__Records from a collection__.
** begin **

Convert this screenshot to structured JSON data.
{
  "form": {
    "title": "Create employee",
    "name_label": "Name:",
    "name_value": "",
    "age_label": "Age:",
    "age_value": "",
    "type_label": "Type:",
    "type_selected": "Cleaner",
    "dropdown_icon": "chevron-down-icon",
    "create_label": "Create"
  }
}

** end **

__WHAT TO DO__. All of the entries above must be quoted exactly.

__RESULT OF THIS EXERCISE__.
Convert this screenshot to structured JSON data.
{
  "form": {
    "title": "Create employee",
    "name_label": "Name:",
    "name_value": "",
    "age_label": "Age:",
    "age_value": "",
    "type_label": "Type:",
    "type_selected": "Cleaner",
    "dropdown_icon": "chevron-down-icon",
    "create_label": "Create"
  }
}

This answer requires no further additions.